Available records ::
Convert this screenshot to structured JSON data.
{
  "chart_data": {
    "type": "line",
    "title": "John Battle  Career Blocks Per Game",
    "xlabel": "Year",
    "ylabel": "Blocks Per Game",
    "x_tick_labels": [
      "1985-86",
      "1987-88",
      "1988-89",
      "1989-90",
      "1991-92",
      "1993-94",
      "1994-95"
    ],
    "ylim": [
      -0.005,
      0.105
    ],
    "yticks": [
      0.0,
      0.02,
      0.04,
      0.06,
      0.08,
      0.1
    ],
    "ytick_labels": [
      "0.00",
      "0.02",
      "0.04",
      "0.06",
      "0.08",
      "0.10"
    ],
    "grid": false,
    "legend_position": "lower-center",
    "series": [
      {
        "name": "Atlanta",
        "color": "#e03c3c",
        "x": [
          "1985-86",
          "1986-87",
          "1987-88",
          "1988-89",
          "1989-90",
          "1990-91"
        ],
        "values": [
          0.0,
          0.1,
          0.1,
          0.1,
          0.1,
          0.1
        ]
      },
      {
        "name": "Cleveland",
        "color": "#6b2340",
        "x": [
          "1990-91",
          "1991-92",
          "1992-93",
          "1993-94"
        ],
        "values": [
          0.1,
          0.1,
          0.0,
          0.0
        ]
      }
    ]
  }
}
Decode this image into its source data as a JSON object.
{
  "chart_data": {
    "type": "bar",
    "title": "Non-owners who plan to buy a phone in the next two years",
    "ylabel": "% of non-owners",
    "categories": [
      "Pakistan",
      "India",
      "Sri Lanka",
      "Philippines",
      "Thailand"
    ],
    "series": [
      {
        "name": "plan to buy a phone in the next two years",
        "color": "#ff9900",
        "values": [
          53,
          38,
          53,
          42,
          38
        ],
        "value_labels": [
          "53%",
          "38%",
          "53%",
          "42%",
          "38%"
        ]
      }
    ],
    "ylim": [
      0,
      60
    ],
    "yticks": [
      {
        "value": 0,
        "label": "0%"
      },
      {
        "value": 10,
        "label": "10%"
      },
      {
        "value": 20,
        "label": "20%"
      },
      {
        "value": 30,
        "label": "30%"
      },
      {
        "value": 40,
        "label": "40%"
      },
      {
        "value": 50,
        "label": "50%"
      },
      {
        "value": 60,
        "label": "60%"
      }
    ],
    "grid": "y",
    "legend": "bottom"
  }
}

To be done :: From the listing above, extract every line exactly as it stands.

Task result ::
Convert this screenshot to structured JSON data.
{
  "chart_data": {
    "type": "line",
    "title": "John Battle  Career Blocks Per Game",
    "xlabel": "Year",
    "ylabel": "Blocks Per Game",
    "x_tick_labels": [
      "1985-86",
      "1987-88",
      "1988-89",
      "1989-90",
      "1991-92",
      "1993-94",
      "1994-95"
    ],
    "ylim": [
      -0.005,
      0.105
    ],
    "yticks": [
      0.0,
      0.02,
      0.04,
      0.06,
      0.08,
      0.1
    ],
    "ytick_labels": [
      "0.00",
      "0.02",
      "0.04",
      "0.06",
      "0.08",
      "0.10"
    ],
    "grid": false,
    "legend_position": "lower-center",
    "series": [
      {
        "name": "Atlanta",
        "color": "#e03c3c",
        "x": [
          "1985-86",
          "1986-87",
          "1987-88",
          "1988-89",
          "1989-90",
          "1990-91"
        ],
        "values": [
          0.0,
          0.1,
          0.1,
          0.1,
          0.1,
          0.1
        ]
      },
      {
        "name": "Cleveland",
        "color": "#6b2340",
        "x": [
          "1990-91",
          "1991-92",
          "1992-93",
          "1993-94"
        ],
        "values": [
          0.1,
          0.1,
          0.0,
          0.0
        ]
      }
    ]
  }
}
Decode this image into its source data as a JSON object.
{
  "chart_data": {
    "type": "bar",
    "title": "Non-owners who plan to buy a phone in the next two years",
    "ylabel": "% of non-owners",
    "categories": [
      "Pakistan",
      "India",
      "Sri Lanka",
      "Philippines",
      "Thailand"
    ],
    "series": [
      {
        "name": "plan to buy a phone in the next two years",
        "color": "#ff9900",
        "values": [
          53,
          38,
          53,
          42,
          38
        ],
        "value_labels": [
          "53%",
          "38%",
          "53%",
          "42%",
          "38%"
        ]
      }
    ],
    "ylim": [
      0,
      60
    ],
    "yticks": [
      {
        "value": 0,
        "label": "0%"
      },
      {
        "value": 10,
        "label": "10%"
      },
      {
        "value": 20,
        "label": "20%"
      },
      {
        "value": 30,
        "label": "30%"
      },
      {
        "value": 40,
        "label": "40%"
      },
      {
        "value": 50,
        "label": "50%"
      },
      {
        "value": 60,
        "label": "60%"
      }
    ],
    "grid": "y",
    "legend": "bottom"
  }
}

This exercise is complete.